Work required → Go through the material and write it all out exactly, minus the pictures.

[Dataset items]
________

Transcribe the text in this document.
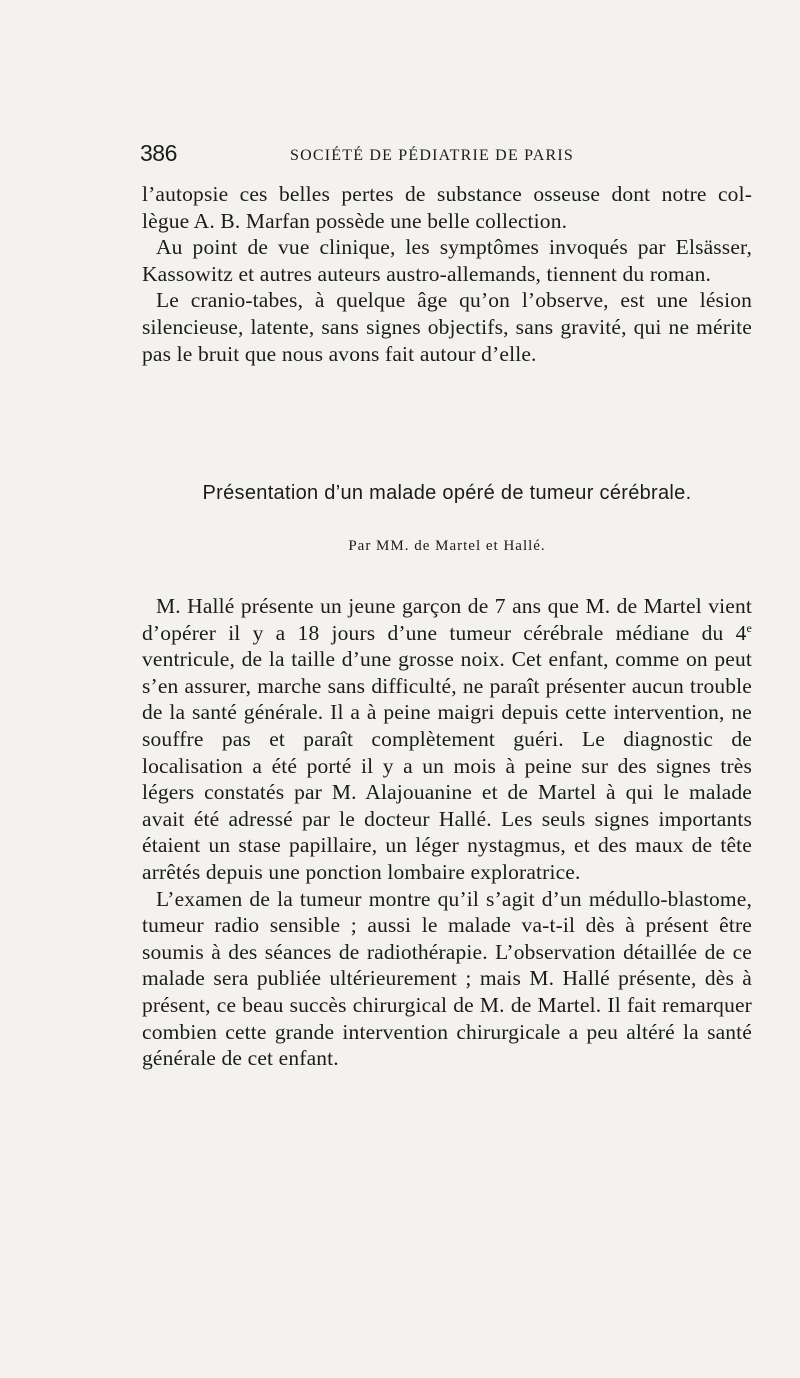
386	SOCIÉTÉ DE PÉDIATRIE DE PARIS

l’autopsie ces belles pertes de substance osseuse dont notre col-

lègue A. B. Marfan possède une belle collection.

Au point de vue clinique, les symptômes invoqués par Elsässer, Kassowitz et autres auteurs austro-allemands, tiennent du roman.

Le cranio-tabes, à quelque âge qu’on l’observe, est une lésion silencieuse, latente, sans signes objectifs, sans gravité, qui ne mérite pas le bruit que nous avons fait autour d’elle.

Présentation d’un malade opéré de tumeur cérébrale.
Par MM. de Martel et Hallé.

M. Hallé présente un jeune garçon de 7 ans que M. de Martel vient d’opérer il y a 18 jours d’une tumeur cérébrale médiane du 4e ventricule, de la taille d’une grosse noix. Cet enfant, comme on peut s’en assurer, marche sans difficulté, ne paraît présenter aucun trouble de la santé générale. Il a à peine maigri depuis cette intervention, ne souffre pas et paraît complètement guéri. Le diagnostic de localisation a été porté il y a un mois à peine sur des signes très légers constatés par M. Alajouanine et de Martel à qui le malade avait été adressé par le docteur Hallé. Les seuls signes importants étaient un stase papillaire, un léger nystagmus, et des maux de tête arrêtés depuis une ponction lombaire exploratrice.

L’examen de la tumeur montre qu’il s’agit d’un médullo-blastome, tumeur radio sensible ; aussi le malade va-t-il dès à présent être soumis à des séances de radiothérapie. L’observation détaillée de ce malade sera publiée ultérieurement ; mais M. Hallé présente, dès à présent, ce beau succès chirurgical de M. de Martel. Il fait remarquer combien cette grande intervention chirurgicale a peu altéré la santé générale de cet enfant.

________

Finished answer →
Transcribe the text in this document.
386	SOCIÉTÉ DE PÉDIATRIE DE PARIS

l’autopsie ces belles pertes de substance osseuse dont notre col-

lègue A. B. Marfan possède une belle collection.

Au point de vue clinique, les symptômes invoqués par Elsässer, Kassowitz et autres auteurs austro-allemands, tiennent du roman.

Le cranio-tabes, à quelque âge qu’on l’observe, est une lésion silencieuse, latente, sans signes objectifs, sans gravité, qui ne mérite pas le bruit que nous avons fait autour d’elle.

Présentation d’un malade opéré de tumeur cérébrale.
Par MM. de Martel et Hallé.

M. Hallé présente un jeune garçon de 7 ans que M. de Martel vient d’opérer il y a 18 jours d’une tumeur cérébrale médiane du 4e ventricule, de la taille d’une grosse noix. Cet enfant, comme on peut s’en assurer, marche sans difficulté, ne paraît présenter aucun trouble de la santé générale. Il a à peine maigri depuis cette intervention, ne souffre pas et paraît complètement guéri. Le diagnostic de localisation a été porté il y a un mois à peine sur des signes très légers constatés par M. Alajouanine et de Martel à qui le malade avait été adressé par le docteur Hallé. Les seuls signes importants étaient un stase papillaire, un léger nystagmus, et des maux de tête arrêtés depuis une ponction lombaire exploratrice.

L’examen de la tumeur montre qu’il s’agit d’un médullo-blastome, tumeur radio sensible ; aussi le malade va-t-il dès à présent être soumis à des séances de radiothérapie. L’observation détaillée de ce malade sera publiée ultérieurement ; mais M. Hallé présente, dès à présent, ce beau succès chirurgical de M. de Martel. Il fait remarquer combien cette grande intervention chirurgicale a peu altéré la santé générale de cet enfant.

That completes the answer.